SHORT PROBLEM - Return every line of the data below that includes the string "Creative".

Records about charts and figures
┏━━
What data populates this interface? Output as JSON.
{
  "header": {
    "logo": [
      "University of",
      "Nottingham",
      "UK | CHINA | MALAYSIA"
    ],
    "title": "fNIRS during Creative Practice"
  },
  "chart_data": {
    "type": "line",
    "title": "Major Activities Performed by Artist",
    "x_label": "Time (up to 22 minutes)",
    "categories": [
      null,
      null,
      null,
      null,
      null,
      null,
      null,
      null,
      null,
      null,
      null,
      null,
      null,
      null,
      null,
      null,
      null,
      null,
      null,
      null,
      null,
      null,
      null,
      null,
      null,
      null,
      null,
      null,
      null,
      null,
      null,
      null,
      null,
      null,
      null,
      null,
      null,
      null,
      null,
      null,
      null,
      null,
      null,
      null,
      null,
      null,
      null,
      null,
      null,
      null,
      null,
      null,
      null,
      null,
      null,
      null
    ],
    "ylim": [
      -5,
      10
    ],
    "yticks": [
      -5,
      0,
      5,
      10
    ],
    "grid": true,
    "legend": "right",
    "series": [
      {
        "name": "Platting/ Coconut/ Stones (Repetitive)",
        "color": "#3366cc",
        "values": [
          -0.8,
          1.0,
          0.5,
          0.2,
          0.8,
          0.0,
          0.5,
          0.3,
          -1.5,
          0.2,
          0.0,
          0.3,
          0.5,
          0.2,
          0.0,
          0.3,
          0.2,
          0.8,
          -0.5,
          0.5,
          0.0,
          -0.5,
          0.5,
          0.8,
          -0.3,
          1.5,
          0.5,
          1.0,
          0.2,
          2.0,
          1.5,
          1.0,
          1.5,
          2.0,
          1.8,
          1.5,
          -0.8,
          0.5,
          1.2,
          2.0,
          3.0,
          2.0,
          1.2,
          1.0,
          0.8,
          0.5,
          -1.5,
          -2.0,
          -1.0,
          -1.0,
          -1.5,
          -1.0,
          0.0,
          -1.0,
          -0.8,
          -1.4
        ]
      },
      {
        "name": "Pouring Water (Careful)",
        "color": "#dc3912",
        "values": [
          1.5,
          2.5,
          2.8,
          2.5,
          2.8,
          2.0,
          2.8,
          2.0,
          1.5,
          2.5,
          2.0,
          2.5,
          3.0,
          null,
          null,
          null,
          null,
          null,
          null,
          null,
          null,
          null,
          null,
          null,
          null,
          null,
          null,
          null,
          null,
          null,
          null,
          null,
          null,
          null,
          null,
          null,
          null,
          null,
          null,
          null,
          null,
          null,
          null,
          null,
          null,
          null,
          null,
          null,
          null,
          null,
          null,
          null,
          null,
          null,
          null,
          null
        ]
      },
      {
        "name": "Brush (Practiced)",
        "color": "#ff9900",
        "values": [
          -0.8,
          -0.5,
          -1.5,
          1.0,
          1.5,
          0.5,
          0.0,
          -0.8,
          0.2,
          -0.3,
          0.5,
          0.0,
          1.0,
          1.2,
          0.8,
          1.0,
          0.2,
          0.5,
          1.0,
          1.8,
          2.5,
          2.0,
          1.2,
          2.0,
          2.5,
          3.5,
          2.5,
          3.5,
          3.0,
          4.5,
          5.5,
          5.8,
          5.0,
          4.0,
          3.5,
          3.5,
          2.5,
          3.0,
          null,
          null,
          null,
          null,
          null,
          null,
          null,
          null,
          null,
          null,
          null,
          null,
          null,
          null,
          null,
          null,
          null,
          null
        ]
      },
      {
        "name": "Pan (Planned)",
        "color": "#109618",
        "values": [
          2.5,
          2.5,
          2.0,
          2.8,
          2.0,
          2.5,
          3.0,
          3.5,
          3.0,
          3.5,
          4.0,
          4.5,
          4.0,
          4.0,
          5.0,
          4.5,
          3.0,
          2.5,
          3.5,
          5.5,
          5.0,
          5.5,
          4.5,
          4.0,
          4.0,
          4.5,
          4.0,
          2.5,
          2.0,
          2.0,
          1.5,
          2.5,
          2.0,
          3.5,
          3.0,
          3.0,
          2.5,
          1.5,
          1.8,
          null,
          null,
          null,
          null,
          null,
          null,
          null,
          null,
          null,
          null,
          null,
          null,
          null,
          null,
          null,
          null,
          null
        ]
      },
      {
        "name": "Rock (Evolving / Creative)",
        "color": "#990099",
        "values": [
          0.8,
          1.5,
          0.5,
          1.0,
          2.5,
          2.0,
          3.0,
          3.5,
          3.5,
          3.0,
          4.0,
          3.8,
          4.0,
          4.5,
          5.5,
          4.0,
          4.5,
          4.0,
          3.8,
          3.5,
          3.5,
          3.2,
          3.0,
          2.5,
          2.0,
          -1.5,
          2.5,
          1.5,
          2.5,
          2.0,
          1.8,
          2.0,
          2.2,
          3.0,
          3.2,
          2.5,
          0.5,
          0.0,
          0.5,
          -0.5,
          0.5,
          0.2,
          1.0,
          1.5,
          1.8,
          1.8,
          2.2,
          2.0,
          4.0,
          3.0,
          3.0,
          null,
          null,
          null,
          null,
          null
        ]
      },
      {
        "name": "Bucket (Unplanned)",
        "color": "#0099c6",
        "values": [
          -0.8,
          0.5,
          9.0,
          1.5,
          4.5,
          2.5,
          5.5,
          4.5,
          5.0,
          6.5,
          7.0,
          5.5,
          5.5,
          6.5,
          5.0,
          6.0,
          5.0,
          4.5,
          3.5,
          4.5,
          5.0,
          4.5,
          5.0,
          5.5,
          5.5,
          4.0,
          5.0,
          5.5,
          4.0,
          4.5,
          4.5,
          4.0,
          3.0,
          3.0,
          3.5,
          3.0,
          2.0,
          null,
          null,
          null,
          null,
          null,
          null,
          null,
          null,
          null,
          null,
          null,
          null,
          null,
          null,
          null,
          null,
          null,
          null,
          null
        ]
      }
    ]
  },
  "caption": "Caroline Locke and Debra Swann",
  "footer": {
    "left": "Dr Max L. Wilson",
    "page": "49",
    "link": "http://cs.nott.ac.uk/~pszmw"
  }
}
┗━━
FINAL RESULT -
    "title": "fNIRS during Creative Practice"
        "name": "Rock (Evolving / Creative)",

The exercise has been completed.